• Task objective
Repeat the listing below in full, exactly as it stands.

• Data for this exercise
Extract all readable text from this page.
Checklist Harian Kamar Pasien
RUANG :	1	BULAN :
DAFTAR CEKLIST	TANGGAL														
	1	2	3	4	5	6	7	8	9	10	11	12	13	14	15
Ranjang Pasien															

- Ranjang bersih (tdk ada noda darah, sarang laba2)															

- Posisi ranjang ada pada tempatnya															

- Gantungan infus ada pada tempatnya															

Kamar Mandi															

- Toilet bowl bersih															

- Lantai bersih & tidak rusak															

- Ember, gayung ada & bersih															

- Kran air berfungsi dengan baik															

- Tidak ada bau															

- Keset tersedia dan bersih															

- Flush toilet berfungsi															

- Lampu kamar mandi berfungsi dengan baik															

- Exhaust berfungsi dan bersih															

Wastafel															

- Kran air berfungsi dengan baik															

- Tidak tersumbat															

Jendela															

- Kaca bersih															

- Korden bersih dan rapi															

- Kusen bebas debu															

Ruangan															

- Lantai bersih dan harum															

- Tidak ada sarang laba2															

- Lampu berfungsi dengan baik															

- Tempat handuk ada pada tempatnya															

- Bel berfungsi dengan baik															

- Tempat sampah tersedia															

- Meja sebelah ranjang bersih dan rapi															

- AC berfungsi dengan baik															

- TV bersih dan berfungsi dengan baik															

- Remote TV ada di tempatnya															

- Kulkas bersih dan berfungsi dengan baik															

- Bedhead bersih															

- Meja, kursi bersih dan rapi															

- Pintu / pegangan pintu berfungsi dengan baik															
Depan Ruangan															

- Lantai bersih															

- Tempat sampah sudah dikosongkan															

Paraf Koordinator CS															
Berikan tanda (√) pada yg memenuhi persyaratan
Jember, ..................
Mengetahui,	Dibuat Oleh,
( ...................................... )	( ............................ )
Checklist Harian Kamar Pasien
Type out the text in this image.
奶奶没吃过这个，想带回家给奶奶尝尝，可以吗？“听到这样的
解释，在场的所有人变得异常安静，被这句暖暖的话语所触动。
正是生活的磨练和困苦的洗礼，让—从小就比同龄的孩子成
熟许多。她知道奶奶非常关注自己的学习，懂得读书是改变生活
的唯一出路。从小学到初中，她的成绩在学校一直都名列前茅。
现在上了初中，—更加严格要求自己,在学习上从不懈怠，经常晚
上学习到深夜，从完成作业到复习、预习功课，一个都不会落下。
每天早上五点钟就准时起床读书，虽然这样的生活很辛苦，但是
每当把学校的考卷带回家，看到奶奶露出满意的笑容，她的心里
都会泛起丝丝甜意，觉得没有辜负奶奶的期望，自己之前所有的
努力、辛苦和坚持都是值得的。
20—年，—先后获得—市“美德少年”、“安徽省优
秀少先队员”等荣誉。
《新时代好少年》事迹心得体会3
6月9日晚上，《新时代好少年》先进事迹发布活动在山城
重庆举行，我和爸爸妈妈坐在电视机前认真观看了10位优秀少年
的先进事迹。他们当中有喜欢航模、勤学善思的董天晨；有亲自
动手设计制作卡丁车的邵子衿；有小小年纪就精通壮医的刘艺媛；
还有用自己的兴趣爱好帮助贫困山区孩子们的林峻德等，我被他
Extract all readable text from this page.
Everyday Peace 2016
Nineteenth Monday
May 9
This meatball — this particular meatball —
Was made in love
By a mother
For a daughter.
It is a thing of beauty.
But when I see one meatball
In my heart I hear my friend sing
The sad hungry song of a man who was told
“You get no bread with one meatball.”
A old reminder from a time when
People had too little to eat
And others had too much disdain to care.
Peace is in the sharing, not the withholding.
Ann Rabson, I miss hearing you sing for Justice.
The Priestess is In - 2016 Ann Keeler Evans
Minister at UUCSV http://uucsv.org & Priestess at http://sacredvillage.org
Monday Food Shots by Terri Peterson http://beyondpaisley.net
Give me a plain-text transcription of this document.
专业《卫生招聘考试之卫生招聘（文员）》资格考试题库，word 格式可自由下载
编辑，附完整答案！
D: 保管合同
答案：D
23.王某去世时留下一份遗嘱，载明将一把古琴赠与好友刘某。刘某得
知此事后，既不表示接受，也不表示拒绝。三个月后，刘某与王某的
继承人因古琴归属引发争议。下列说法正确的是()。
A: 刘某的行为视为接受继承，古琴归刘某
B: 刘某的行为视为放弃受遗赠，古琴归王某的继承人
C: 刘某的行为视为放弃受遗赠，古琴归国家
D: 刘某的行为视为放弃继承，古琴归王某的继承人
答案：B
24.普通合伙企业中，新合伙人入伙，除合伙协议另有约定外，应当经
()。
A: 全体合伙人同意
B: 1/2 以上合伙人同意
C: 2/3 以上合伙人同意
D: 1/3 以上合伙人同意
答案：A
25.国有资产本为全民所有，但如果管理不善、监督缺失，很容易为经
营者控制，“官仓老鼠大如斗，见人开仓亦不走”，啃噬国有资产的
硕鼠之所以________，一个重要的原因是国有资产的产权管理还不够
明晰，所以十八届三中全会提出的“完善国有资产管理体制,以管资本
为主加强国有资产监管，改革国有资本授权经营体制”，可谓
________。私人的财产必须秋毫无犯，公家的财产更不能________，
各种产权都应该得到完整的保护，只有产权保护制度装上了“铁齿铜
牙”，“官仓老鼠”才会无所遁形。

• Solution
Extract all readable text from this page.
Checklist Harian Kamar Pasien
RUANG :	1	BULAN :
DAFTAR CEKLIST	TANGGAL														
	1	2	3	4	5	6	7	8	9	10	11	12	13	14	15
Ranjang Pasien															

- Ranjang bersih (tdk ada noda darah, sarang laba2)															

- Posisi ranjang ada pada tempatnya															

- Gantungan infus ada pada tempatnya															

Kamar Mandi															

- Toilet bowl bersih															

- Lantai bersih & tidak rusak															

- Ember, gayung ada & bersih															

- Kran air berfungsi dengan baik															

- Tidak ada bau															

- Keset tersedia dan bersih															

- Flush toilet berfungsi															

- Lampu kamar mandi berfungsi dengan baik															

- Exhaust berfungsi dan bersih															

Wastafel															

- Kran air berfungsi dengan baik															

- Tidak tersumbat															

Jendela															

- Kaca bersih															

- Korden bersih dan rapi															

- Kusen bebas debu															

Ruangan															

- Lantai bersih dan harum															

- Tidak ada sarang laba2															

- Lampu berfungsi dengan baik															

- Tempat handuk ada pada tempatnya															

- Bel berfungsi dengan baik															

- Tempat sampah tersedia															

- Meja sebelah ranjang bersih dan rapi															

- AC berfungsi dengan baik															

- TV bersih dan berfungsi dengan baik															

- Remote TV ada di tempatnya															

- Kulkas bersih dan berfungsi dengan baik															

- Bedhead bersih															

- Meja, kursi bersih dan rapi															

- Pintu / pegangan pintu berfungsi dengan baik															
Depan Ruangan															

- Lantai bersih															

- Tempat sampah sudah dikosongkan															

Paraf Koordinator CS															
Berikan tanda (√) pada yg memenuhi persyaratan
Jember, ..................
Mengetahui,	Dibuat Oleh,
( ...................................... )	( ............................ )
Checklist Harian Kamar Pasien
Type out the text in this image.
奶奶没吃过这个，想带回家给奶奶尝尝，可以吗？“听到这样的
解释，在场的所有人变得异常安静，被这句暖暖的话语所触动。
正是生活的磨练和困苦的洗礼，让—从小就比同龄的孩子成
熟许多。她知道奶奶非常关注自己的学习，懂得读书是改变生活
的唯一出路。从小学到初中，她的成绩在学校一直都名列前茅。
现在上了初中，—更加严格要求自己,在学习上从不懈怠，经常晚
上学习到深夜，从完成作业到复习、预习功课，一个都不会落下。
每天早上五点钟就准时起床读书，虽然这样的生活很辛苦，但是
每当把学校的考卷带回家，看到奶奶露出满意的笑容，她的心里
都会泛起丝丝甜意，觉得没有辜负奶奶的期望，自己之前所有的
努力、辛苦和坚持都是值得的。
20—年，—先后获得—市“美德少年”、“安徽省优
秀少先队员”等荣誉。
《新时代好少年》事迹心得体会3
6月9日晚上，《新时代好少年》先进事迹发布活动在山城
重庆举行，我和爸爸妈妈坐在电视机前认真观看了10位优秀少年
的先进事迹。他们当中有喜欢航模、勤学善思的董天晨；有亲自
动手设计制作卡丁车的邵子衿；有小小年纪就精通壮医的刘艺媛；
还有用自己的兴趣爱好帮助贫困山区孩子们的林峻德等，我被他
Extract all readable text from this page.
Everyday Peace 2016
Nineteenth Monday
May 9
This meatball — this particular meatball —
Was made in love
By a mother
For a daughter.
It is a thing of beauty.
But when I see one meatball
In my heart I hear my friend sing
The sad hungry song of a man who was told
“You get no bread with one meatball.”
A old reminder from a time when
People had too little to eat
And others had too much disdain to care.
Peace is in the sharing, not the withholding.
Ann Rabson, I miss hearing you sing for Justice.
The Priestess is In - 2016 Ann Keeler Evans
Minister at UUCSV http://uucsv.org & Priestess at http://sacredvillage.org
Monday Food Shots by Terri Peterson http://beyondpaisley.net
Give me a plain-text transcription of this document.
专业《卫生招聘考试之卫生招聘（文员）》资格考试题库，word 格式可自由下载
编辑，附完整答案！
D: 保管合同
答案：D
23.王某去世时留下一份遗嘱，载明将一把古琴赠与好友刘某。刘某得
知此事后，既不表示接受，也不表示拒绝。三个月后，刘某与王某的
继承人因古琴归属引发争议。下列说法正确的是()。
A: 刘某的行为视为接受继承，古琴归刘某
B: 刘某的行为视为放弃受遗赠，古琴归王某的继承人
C: 刘某的行为视为放弃受遗赠，古琴归国家
D: 刘某的行为视为放弃继承，古琴归王某的继承人
答案：B
24.普通合伙企业中，新合伙人入伙，除合伙协议另有约定外，应当经
()。
A: 全体合伙人同意
B: 1/2 以上合伙人同意
C: 2/3 以上合伙人同意
D: 1/3 以上合伙人同意
答案：A
25.国有资产本为全民所有，但如果管理不善、监督缺失，很容易为经
营者控制，“官仓老鼠大如斗，见人开仓亦不走”，啃噬国有资产的
硕鼠之所以________，一个重要的原因是国有资产的产权管理还不够
明晰，所以十八届三中全会提出的“完善国有资产管理体制,以管资本
为主加强国有资产监管，改革国有资本授权经营体制”，可谓
________。私人的财产必须秋毫无犯，公家的财产更不能________，
各种产权都应该得到完整的保护，只有产权保护制度装上了“铁齿铜
牙”，“官仓老鼠”才会无所遁形。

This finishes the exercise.